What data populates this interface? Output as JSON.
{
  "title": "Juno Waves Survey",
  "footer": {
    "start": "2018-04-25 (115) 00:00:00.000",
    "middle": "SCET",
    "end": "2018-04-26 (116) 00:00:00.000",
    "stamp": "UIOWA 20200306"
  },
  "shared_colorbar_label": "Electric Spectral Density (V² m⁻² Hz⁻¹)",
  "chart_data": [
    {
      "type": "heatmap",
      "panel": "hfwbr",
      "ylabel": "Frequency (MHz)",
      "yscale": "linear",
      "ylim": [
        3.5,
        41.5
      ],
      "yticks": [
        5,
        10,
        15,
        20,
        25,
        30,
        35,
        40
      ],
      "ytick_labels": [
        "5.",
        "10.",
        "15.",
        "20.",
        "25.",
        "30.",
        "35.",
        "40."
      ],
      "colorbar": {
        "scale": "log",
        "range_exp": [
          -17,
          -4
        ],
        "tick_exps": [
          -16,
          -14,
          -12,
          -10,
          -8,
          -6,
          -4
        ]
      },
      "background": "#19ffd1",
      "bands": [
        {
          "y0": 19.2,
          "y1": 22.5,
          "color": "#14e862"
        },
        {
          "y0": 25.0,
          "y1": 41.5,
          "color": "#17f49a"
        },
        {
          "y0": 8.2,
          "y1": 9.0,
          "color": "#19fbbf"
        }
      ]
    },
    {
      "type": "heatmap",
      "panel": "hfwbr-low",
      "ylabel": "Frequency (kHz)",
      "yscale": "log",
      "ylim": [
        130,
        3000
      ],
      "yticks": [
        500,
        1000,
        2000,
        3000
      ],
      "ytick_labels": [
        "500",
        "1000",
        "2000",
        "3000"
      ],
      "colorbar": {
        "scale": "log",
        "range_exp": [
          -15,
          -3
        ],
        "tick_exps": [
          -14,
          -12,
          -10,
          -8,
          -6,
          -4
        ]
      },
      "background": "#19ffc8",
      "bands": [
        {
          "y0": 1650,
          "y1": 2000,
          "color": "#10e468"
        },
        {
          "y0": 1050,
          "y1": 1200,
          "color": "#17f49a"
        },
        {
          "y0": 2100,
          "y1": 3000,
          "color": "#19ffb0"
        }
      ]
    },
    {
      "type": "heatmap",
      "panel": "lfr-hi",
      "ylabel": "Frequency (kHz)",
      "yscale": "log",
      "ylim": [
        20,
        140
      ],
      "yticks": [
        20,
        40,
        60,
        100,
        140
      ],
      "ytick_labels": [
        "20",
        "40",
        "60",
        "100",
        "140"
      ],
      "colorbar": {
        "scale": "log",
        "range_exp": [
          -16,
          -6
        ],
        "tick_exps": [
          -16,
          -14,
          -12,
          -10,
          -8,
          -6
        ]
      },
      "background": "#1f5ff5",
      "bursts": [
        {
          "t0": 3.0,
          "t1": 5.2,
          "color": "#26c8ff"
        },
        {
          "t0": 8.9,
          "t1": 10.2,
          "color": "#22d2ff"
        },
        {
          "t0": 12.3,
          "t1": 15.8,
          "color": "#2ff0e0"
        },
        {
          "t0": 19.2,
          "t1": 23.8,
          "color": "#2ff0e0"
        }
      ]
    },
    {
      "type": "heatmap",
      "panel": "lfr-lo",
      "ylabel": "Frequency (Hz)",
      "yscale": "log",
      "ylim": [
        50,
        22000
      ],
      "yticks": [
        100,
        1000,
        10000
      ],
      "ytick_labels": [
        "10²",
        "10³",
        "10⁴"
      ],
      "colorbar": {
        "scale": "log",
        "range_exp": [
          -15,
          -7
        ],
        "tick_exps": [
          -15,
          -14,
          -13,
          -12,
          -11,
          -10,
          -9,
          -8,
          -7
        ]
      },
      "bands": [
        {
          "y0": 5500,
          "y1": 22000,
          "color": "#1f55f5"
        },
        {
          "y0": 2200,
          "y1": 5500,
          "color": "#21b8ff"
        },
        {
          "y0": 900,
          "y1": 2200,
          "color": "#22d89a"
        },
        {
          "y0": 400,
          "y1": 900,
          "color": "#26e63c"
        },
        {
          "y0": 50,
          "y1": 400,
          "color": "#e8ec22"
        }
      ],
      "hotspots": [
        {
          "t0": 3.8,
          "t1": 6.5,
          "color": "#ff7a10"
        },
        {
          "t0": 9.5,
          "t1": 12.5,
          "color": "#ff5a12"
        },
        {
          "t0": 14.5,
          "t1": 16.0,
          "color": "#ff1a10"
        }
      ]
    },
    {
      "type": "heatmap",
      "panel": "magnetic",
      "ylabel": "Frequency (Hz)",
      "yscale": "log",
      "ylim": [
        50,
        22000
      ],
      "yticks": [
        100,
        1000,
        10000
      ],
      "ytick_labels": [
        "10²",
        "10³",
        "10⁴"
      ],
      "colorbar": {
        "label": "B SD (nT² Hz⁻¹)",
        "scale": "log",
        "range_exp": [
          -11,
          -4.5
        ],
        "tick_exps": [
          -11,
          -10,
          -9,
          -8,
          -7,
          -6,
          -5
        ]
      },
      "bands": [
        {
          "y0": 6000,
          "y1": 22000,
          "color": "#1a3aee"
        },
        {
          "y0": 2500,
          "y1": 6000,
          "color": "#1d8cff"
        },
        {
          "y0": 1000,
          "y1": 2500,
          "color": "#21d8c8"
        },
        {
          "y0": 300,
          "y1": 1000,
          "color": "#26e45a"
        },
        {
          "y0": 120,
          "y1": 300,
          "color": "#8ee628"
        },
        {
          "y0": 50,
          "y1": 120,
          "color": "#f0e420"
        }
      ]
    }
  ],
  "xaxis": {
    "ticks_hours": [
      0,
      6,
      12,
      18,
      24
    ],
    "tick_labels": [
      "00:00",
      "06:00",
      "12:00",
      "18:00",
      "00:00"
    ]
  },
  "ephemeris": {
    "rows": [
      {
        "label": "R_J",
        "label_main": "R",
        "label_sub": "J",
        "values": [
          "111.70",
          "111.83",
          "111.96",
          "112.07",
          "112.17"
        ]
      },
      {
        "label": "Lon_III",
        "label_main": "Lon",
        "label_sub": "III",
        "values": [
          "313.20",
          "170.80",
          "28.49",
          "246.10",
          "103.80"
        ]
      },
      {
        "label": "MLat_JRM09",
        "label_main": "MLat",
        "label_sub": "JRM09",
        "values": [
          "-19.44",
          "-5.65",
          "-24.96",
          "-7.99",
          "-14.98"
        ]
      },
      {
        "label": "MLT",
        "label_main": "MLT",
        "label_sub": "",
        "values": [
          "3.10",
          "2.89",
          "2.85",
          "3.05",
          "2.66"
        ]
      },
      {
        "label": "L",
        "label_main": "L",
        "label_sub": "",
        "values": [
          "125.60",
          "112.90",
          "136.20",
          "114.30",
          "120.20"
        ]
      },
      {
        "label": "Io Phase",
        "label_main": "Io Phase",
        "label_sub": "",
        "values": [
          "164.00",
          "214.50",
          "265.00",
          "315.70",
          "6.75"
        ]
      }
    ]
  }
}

===============

Restate each record exactly as written.

What data populates this interface? Output as JSON.
{
  "title": "Juno Waves Survey",
  "footer": {
    "start": "2018-04-25 (115) 00:00:00.000",
    "middle": "SCET",
    "end": "2018-04-26 (116) 00:00:00.000",
    "stamp": "UIOWA 20200306"
  },
  "shared_colorbar_label": "Electric Spectral Density (V² m⁻² Hz⁻¹)",
  "chart_data": [
    {
      "type": "heatmap",
      "panel": "hfwbr",
      "ylabel": "Frequency (MHz)",
      "yscale": "linear",
      "ylim": [
        3.5,
        41.5
      ],
      "yticks": [
        5,
        10,
        15,
        20,
        25,
        30,
        35,
        40
      ],
      "ytick_labels": [
        "5.",
        "10.",
        "15.",
        "20.",
        "25.",
        "30.",
        "35.",
        "40."
      ],
      "colorbar": {
        "scale": "log",
        "range_exp": [
          -17,
          -4
        ],
        "tick_exps": [
          -16,
          -14,
          -12,
          -10,
          -8,
          -6,
          -4
        ]
      },
      "background": "#19ffd1",
      "bands": [
        {
          "y0": 19.2,
          "y1": 22.5,
          "color": "#14e862"
        },
        {
          "y0": 25.0,
          "y1": 41.5,
          "color": "#17f49a"
        },
        {
          "y0": 8.2,
          "y1": 9.0,
          "color": "#19fbbf"
        }
      ]
    },
    {
      "type": "heatmap",
      "panel": "hfwbr-low",
      "ylabel": "Frequency (kHz)",
      "yscale": "log",
      "ylim": [
        130,
        3000
      ],
      "yticks": [
        500,
        1000,
        2000,
        3000
      ],
      "ytick_labels": [
        "500",
        "1000",
        "2000",
        "3000"
      ],
      "colorbar": {
        "scale": "log",
        "range_exp": [
          -15,
          -3
        ],
        "tick_exps": [
          -14,
          -12,
          -10,
          -8,
          -6,
          -4
        ]
      },
      "background": "#19ffc8",
      "bands": [
        {
          "y0": 1650,
          "y1": 2000,
          "color": "#10e468"
        },
        {
          "y0": 1050,
          "y1": 1200,
          "color": "#17f49a"
        },
        {
          "y0": 2100,
          "y1": 3000,
          "color": "#19ffb0"
        }
      ]
    },
    {
      "type": "heatmap",
      "panel": "lfr-hi",
      "ylabel": "Frequency (kHz)",
      "yscale": "log",
      "ylim": [
        20,
        140
      ],
      "yticks": [
        20,
        40,
        60,
        100,
        140
      ],
      "ytick_labels": [
        "20",
        "40",
        "60",
        "100",
        "140"
      ],
      "colorbar": {
        "scale": "log",
        "range_exp": [
          -16,
          -6
        ],
        "tick_exps": [
          -16,
          -14,
          -12,
          -10,
          -8,
          -6
        ]
      },
      "background": "#1f5ff5",
      "bursts": [
        {
          "t0": 3.0,
          "t1": 5.2,
          "color": "#26c8ff"
        },
        {
          "t0": 8.9,
          "t1": 10.2,
          "color": "#22d2ff"
        },
        {
          "t0": 12.3,
          "t1": 15.8,
          "color": "#2ff0e0"
        },
        {
          "t0": 19.2,
          "t1": 23.8,
          "color": "#2ff0e0"
        }
      ]
    },
    {
      "type": "heatmap",
      "panel": "lfr-lo",
      "ylabel": "Frequency (Hz)",
      "yscale": "log",
      "ylim": [
        50,
        22000
      ],
      "yticks": [
        100,
        1000,
        10000
      ],
      "ytick_labels": [
        "10²",
        "10³",
        "10⁴"
      ],
      "colorbar": {
        "scale": "log",
        "range_exp": [
          -15,
          -7
        ],
        "tick_exps": [
          -15,
          -14,
          -13,
          -12,
          -11,
          -10,
          -9,
          -8,
          -7
        ]
      },
      "bands": [
        {
          "y0": 5500,
          "y1": 22000,
          "color": "#1f55f5"
        },
        {
          "y0": 2200,
          "y1": 5500,
          "color": "#21b8ff"
        },
        {
          "y0": 900,
          "y1": 2200,
          "color": "#22d89a"
        },
        {
          "y0": 400,
          "y1": 900,
          "color": "#26e63c"
        },
        {
          "y0": 50,
          "y1": 400,
          "color": "#e8ec22"
        }
      ],
      "hotspots": [
        {
          "t0": 3.8,
          "t1": 6.5,
          "color": "#ff7a10"
        },
        {
          "t0": 9.5,
          "t1": 12.5,
          "color": "#ff5a12"
        },
        {
          "t0": 14.5,
          "t1": 16.0,
          "color": "#ff1a10"
        }
      ]
    },
    {
      "type": "heatmap",
      "panel": "magnetic",
      "ylabel": "Frequency (Hz)",
      "yscale": "log",
      "ylim": [
        50,
        22000
      ],
      "yticks": [
        100,
        1000,
        10000
      ],
      "ytick_labels": [
        "10²",
        "10³",
        "10⁴"
      ],
      "colorbar": {
        "label": "B SD (nT² Hz⁻¹)",
        "scale": "log",
        "range_exp": [
          -11,
          -4.5
        ],
        "tick_exps": [
          -11,
          -10,
          -9,
          -8,
          -7,
          -6,
          -5
        ]
      },
      "bands": [
        {
          "y0": 6000,
          "y1": 22000,
          "color": "#1a3aee"
        },
        {
          "y0": 2500,
          "y1": 6000,
          "color": "#1d8cff"
        },
        {
          "y0": 1000,
          "y1": 2500,
          "color": "#21d8c8"
        },
        {
          "y0": 300,
          "y1": 1000,
          "color": "#26e45a"
        },
        {
          "y0": 120,
          "y1": 300,
          "color": "#8ee628"
        },
        {
          "y0": 50,
          "y1": 120,
          "color": "#f0e420"
        }
      ]
    }
  ],
  "xaxis": {
    "ticks_hours": [
      0,
      6,
      12,
      18,
      24
    ],
    "tick_labels": [
      "00:00",
      "06:00",
      "12:00",
      "18:00",
      "00:00"
    ]
  },
  "ephemeris": {
    "rows": [
      {
        "label": "R_J",
        "label_main": "R",
        "label_sub": "J",
        "values": [
          "111.70",
          "111.83",
          "111.96",
          "112.07",
          "112.17"
        ]
      },
      {
        "label": "Lon_III",
        "label_main": "Lon",
        "label_sub": "III",
        "values": [
          "313.20",
          "170.80",
          "28.49",
          "246.10",
          "103.80"
        ]
      },
      {
        "label": "MLat_JRM09",
        "label_main": "MLat",
        "label_sub": "JRM09",
        "values": [
          "-19.44",
          "-5.65",
          "-24.96",
          "-7.99",
          "-14.98"
        ]
      },
      {
        "label": "MLT",
        "label_main": "MLT",
        "label_sub": "",
        "values": [
          "3.10",
          "2.89",
          "2.85",
          "3.05",
          "2.66"
        ]
      },
      {
        "label": "L",
        "label_main": "L",
        "label_sub": "",
        "values": [
          "125.60",
          "112.90",
          "136.20",
          "114.30",
          "120.20"
        ]
      },
      {
        "label": "Io Phase",
        "label_main": "Io Phase",
        "label_sub": "",
        "values": [
          "164.00",
          "214.50",
          "265.00",
          "315.70",
          "6.75"
        ]
      }
    ]
  }
}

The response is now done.